■ Directive ■
Starting with the line that contains "Read all visible content and emit it as JSON.", reproduce each line through the end of the listing below, with no other output.

────────────────────────────────────────

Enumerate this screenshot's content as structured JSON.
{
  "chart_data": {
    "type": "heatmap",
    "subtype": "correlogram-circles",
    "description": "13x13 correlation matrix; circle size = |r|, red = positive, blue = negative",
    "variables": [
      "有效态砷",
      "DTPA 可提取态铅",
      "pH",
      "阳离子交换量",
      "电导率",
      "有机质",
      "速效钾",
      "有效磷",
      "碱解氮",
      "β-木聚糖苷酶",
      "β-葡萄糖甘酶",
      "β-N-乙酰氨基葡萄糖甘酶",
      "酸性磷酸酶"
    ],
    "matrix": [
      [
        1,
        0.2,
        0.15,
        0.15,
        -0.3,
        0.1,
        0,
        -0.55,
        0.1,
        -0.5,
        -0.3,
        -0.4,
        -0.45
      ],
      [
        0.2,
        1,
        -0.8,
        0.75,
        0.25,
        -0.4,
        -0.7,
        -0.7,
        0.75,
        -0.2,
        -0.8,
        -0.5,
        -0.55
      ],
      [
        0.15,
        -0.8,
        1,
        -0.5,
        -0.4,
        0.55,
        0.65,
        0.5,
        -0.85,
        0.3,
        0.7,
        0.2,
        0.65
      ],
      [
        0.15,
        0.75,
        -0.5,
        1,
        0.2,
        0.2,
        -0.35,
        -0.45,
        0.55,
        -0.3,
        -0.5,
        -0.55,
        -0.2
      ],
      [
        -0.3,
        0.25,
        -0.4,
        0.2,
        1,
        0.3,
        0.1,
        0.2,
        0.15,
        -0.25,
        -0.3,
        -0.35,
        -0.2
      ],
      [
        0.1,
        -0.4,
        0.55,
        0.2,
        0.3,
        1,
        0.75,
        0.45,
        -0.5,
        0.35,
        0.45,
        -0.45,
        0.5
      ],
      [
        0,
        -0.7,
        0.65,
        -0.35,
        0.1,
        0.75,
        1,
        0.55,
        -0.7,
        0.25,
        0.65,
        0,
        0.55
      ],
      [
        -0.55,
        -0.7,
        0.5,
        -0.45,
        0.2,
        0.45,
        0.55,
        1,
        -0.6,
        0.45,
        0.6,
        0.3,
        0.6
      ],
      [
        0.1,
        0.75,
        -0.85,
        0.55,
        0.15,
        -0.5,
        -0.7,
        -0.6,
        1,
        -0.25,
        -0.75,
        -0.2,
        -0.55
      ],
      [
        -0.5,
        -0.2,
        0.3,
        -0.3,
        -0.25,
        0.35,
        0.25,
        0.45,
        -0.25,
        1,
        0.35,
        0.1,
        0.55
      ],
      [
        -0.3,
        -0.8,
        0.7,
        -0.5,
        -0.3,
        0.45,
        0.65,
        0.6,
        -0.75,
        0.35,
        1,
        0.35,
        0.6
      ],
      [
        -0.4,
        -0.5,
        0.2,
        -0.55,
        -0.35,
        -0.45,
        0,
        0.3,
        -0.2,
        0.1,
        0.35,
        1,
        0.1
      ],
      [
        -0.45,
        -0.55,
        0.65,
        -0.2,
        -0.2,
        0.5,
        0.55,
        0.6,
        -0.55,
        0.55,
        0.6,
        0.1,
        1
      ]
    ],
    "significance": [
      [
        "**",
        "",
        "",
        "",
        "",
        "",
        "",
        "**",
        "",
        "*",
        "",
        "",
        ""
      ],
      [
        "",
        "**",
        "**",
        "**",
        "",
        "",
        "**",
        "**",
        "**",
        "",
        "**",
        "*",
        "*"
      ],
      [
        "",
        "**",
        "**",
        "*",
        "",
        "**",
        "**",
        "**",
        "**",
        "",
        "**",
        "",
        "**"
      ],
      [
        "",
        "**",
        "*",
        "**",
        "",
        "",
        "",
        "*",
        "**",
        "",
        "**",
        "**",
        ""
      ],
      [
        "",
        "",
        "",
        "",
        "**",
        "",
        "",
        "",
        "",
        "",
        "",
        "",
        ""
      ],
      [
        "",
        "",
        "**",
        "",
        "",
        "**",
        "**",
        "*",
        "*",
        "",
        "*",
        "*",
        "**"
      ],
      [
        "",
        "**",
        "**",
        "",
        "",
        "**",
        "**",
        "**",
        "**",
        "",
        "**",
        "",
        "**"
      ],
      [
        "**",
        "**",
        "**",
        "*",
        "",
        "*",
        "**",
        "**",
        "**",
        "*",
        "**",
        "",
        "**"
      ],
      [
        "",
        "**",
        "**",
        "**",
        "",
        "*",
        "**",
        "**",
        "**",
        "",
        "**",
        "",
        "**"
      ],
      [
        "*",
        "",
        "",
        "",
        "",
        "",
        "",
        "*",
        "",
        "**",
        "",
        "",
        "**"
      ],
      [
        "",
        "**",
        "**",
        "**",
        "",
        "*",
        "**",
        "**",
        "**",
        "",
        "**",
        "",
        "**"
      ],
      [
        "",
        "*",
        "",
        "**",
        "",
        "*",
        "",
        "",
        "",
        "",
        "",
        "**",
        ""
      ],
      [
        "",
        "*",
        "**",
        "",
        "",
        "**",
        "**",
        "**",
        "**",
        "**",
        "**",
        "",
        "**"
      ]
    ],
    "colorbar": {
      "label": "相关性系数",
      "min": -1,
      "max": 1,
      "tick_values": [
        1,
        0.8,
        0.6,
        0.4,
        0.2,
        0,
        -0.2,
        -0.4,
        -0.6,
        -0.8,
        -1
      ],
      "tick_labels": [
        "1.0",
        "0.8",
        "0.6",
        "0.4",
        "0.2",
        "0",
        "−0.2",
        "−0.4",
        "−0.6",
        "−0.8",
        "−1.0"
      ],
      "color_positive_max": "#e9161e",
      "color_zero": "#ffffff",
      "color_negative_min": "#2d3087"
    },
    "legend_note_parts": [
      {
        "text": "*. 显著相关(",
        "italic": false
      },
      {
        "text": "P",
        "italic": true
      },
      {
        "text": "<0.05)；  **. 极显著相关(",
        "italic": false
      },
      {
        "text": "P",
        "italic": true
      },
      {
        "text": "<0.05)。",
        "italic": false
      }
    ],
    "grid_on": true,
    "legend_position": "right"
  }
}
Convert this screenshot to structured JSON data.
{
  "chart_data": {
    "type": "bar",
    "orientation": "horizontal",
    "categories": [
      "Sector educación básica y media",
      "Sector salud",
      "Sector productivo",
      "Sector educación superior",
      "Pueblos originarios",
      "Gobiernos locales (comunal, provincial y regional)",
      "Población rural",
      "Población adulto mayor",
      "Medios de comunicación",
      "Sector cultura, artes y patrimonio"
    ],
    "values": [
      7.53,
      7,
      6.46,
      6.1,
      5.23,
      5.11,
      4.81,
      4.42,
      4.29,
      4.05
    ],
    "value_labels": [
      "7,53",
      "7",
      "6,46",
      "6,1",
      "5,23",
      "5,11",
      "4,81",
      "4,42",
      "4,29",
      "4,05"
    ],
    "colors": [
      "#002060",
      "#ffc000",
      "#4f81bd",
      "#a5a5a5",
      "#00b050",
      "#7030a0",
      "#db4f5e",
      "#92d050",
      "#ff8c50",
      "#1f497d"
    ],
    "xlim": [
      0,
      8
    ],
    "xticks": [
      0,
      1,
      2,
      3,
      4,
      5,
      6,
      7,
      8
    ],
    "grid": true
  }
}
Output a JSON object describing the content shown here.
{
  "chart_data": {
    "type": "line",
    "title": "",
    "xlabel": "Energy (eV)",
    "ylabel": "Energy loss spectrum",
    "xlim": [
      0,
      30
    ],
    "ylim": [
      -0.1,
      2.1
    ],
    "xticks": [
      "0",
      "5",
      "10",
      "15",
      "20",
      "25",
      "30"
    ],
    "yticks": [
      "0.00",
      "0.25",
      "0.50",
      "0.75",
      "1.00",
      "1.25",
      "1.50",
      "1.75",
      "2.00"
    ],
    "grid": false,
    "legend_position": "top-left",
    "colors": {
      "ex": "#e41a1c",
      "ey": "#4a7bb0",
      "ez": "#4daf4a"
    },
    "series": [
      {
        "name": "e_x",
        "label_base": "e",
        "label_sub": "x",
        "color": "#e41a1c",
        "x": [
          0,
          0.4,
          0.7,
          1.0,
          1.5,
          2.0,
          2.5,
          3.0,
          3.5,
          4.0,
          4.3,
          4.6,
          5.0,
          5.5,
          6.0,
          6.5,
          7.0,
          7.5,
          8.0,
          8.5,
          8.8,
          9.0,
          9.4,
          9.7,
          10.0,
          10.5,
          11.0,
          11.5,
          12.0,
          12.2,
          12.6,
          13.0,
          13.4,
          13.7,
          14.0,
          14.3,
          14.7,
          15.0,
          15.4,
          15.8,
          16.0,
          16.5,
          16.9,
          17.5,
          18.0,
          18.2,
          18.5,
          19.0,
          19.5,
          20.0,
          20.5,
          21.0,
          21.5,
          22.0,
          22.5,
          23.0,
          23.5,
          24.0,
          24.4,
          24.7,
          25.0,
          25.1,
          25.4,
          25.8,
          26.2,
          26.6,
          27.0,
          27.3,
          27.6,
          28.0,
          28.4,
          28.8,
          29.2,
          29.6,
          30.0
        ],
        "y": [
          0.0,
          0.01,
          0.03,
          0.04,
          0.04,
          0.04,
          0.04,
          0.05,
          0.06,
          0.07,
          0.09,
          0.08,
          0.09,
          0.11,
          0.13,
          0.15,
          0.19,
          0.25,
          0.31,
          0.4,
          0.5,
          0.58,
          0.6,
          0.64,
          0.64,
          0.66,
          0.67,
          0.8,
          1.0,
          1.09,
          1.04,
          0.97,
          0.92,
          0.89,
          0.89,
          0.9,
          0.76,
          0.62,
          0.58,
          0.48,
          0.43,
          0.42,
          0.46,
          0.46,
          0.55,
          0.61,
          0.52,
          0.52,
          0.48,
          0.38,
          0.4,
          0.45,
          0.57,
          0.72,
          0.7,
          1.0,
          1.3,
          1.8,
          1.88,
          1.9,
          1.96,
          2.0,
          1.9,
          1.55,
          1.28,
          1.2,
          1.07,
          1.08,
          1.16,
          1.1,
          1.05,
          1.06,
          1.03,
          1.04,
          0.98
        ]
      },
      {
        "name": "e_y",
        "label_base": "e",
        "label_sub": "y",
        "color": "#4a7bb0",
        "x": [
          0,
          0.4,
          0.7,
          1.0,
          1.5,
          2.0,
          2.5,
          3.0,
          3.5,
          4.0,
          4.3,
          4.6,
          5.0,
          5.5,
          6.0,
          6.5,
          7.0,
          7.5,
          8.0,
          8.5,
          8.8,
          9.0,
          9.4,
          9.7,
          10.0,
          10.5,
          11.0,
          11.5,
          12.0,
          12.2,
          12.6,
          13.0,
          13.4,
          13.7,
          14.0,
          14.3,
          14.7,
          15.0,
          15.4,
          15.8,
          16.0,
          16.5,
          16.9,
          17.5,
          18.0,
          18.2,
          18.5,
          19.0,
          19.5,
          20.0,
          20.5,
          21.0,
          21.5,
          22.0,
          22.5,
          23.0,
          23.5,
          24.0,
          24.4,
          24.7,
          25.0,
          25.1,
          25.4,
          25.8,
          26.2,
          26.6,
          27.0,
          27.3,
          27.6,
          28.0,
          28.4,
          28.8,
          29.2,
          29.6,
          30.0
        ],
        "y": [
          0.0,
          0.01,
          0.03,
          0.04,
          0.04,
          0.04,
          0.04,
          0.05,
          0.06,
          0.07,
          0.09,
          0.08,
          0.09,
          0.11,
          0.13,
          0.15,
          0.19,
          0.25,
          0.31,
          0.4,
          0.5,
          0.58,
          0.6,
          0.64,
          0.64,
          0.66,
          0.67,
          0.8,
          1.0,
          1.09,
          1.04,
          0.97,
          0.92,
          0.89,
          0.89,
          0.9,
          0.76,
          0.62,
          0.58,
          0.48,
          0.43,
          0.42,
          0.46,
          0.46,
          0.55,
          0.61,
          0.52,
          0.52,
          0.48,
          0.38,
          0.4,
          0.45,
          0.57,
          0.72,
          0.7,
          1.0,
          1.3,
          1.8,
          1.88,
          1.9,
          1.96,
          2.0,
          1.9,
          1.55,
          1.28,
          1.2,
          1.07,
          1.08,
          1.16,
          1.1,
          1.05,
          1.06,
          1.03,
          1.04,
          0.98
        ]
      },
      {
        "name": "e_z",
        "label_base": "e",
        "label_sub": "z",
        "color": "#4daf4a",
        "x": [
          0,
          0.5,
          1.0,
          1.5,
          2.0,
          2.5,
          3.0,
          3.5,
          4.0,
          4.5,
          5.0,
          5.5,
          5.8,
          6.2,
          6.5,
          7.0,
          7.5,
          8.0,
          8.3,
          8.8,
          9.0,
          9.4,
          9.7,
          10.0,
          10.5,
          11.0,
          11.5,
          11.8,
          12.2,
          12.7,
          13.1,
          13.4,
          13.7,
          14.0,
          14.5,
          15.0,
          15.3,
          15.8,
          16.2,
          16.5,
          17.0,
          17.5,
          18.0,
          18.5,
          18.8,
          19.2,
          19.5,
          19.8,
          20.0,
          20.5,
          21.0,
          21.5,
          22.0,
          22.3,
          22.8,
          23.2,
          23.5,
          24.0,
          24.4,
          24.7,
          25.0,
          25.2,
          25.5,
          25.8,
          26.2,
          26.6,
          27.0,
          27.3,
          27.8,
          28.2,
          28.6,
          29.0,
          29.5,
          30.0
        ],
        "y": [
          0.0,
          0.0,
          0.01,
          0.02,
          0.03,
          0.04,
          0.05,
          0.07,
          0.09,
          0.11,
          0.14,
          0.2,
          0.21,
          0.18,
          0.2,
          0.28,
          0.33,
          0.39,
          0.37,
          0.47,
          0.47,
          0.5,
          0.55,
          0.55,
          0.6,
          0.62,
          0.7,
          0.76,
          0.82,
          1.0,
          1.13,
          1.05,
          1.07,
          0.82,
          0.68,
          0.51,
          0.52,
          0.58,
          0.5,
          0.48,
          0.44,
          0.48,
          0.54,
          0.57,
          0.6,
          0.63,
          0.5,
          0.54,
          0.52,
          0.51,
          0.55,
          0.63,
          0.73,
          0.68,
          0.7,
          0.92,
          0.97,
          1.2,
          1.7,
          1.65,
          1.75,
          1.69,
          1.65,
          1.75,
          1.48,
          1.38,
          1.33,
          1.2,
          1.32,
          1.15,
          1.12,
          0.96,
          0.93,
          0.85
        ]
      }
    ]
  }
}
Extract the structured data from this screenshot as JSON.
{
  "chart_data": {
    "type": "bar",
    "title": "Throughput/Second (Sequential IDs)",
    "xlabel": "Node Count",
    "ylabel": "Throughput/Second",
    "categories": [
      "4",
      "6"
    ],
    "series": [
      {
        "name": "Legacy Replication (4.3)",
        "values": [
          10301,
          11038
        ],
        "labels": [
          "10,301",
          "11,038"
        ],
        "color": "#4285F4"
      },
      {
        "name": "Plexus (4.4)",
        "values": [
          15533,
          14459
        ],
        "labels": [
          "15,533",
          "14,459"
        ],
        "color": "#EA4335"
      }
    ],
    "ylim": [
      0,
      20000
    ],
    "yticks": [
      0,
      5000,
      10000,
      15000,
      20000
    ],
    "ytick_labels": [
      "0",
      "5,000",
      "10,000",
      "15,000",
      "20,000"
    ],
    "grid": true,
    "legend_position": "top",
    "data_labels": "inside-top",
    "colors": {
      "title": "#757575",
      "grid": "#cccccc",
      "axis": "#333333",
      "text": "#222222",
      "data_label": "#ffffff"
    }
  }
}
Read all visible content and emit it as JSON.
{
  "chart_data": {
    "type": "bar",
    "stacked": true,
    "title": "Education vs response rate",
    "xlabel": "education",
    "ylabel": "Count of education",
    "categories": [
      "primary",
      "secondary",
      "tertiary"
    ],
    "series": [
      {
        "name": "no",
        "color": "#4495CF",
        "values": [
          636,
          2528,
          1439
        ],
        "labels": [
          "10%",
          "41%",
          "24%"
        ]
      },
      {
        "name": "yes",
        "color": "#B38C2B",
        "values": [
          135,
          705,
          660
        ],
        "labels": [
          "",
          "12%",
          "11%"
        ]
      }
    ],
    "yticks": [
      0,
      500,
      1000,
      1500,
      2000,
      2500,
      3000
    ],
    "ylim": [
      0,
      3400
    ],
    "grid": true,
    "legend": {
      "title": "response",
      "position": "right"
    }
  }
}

────────────────────────────────────────

■ Solution for this problem ■
Read all visible content and emit it as JSON.
{
  "chart_data": {
    "type": "bar",
    "stacked": true,
    "title": "Education vs response rate",
    "xlabel": "education",
    "ylabel": "Count of education",
    "categories": [
      "primary",
      "secondary",
      "tertiary"
    ],
    "series": [
      {
        "name": "no",
        "color": "#4495CF",
        "values": [
          636,
          2528,
          1439
        ],
        "labels": [
          "10%",
          "41%",
          "24%"
        ]
      },
      {
        "name": "yes",
        "color": "#B38C2B",
        "values": [
          135,
          705,
          660
        ],
        "labels": [
          "",
          "12%",
          "11%"
        ]
      }
    ],
    "yticks": [
      0,
      500,
      1000,
      1500,
      2000,
      2500,
      3000
    ],
    "ylim": [
      0,
      3400
    ],
    "grid": true,
    "legend": {
      "title": "response",
      "position": "right"
    }
  }
}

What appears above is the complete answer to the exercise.